SET EXERCISE: What lines of the data include the string "Incorrect"? Copy them all.

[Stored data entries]
## START
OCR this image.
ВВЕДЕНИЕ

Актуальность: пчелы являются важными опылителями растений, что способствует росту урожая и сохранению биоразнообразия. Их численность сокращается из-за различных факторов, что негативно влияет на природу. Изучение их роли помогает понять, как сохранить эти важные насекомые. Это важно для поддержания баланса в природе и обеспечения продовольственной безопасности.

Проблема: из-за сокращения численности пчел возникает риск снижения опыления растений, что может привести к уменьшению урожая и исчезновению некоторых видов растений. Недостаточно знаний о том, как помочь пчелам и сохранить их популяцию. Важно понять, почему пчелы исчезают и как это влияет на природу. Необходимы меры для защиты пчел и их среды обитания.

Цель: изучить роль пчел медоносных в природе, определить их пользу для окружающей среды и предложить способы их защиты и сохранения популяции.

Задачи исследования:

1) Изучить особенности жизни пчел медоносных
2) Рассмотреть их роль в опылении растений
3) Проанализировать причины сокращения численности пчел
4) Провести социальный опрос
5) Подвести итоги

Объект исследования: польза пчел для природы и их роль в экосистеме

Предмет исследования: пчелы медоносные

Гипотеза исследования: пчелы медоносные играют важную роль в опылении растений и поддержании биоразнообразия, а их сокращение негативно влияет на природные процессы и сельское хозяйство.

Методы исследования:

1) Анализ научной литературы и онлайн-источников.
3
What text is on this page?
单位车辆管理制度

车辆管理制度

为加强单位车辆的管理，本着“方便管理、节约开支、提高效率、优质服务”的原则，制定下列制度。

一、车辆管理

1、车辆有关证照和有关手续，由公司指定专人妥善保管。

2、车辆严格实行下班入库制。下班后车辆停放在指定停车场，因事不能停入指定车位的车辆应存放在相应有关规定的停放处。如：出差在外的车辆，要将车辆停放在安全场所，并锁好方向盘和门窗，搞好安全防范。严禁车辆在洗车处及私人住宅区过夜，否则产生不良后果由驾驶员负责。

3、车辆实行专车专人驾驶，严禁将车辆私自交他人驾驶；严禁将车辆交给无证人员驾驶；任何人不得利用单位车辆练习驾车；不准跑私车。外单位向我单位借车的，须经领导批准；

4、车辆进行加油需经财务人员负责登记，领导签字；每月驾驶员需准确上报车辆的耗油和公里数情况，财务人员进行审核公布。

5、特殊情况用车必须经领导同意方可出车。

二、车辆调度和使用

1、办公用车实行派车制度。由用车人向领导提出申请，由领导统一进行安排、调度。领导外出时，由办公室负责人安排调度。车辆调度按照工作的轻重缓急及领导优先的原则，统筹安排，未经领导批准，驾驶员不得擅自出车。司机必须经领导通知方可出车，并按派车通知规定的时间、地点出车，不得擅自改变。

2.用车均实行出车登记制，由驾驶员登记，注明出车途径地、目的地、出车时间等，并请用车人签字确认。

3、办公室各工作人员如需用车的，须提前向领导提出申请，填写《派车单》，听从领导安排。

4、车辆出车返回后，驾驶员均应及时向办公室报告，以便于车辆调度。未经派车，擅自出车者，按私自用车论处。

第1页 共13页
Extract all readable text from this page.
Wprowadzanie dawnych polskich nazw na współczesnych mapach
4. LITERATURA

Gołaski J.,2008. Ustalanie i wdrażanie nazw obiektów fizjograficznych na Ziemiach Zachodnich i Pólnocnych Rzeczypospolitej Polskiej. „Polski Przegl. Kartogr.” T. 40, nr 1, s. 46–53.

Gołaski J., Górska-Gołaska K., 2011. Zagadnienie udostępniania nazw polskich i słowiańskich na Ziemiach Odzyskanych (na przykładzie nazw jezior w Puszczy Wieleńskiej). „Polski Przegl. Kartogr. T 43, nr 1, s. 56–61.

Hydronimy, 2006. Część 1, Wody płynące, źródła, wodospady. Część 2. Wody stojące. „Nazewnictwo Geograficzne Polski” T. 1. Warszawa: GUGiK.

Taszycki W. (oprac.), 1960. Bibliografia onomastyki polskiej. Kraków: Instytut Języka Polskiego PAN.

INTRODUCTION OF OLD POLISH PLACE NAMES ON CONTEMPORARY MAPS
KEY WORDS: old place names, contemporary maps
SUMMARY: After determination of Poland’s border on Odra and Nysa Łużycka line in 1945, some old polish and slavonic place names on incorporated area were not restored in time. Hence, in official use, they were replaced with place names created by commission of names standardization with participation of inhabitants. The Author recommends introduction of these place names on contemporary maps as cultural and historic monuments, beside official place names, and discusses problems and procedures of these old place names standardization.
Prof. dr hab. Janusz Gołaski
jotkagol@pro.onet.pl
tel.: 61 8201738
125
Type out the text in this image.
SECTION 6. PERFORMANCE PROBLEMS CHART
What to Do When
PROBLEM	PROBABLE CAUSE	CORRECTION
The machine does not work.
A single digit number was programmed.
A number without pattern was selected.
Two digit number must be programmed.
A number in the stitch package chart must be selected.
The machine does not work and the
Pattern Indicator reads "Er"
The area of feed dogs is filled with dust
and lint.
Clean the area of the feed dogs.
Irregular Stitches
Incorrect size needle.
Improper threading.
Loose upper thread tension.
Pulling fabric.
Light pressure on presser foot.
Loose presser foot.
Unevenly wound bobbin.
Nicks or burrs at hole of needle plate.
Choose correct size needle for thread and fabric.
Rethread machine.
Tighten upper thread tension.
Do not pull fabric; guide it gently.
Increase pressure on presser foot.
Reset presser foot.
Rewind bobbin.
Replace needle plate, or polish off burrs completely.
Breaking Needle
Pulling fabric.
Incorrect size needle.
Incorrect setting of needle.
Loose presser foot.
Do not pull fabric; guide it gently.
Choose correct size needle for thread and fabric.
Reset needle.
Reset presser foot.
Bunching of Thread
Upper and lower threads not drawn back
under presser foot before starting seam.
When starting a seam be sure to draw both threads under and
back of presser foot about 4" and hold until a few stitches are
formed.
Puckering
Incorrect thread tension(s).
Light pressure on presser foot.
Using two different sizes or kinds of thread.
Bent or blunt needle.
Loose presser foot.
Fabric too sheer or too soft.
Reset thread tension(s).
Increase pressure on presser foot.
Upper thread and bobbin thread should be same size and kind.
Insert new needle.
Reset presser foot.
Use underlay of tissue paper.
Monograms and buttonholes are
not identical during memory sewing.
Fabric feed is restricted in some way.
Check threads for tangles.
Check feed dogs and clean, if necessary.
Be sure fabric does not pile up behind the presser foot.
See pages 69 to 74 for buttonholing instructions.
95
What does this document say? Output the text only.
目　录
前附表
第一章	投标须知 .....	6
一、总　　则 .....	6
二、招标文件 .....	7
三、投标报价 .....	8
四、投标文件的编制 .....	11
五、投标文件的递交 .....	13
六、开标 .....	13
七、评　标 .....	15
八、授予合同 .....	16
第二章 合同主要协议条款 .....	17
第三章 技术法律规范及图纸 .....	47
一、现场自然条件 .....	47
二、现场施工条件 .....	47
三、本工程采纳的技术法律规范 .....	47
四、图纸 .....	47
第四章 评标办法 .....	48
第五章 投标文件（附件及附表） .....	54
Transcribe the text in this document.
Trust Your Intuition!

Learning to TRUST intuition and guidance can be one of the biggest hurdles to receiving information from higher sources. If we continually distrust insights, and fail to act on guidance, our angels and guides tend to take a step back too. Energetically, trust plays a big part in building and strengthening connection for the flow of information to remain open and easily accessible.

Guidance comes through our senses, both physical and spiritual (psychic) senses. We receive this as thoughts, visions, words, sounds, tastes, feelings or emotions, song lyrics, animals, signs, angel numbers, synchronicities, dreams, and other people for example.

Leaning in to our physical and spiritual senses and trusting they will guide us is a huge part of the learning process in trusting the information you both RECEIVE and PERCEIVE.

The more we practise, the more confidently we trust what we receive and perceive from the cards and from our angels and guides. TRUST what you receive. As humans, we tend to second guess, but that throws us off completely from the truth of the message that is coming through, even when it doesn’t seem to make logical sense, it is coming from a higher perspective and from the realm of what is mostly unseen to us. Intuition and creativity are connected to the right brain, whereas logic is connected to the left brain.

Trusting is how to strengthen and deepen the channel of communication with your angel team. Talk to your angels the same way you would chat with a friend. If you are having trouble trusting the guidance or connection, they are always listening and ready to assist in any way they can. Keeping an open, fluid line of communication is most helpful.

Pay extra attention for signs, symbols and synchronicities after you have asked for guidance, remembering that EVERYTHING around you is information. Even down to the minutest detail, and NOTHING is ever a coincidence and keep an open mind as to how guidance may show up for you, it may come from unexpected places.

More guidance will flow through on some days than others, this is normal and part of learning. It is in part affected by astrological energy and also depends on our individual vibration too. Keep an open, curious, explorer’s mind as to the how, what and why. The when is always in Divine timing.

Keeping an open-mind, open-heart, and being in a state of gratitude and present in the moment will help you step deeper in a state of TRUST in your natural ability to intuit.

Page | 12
## END
EXPECTED ANSWER:
Incorrect size needle.
Incorrect size needle.
Incorrect setting of needle.
Incorrect thread tension(s).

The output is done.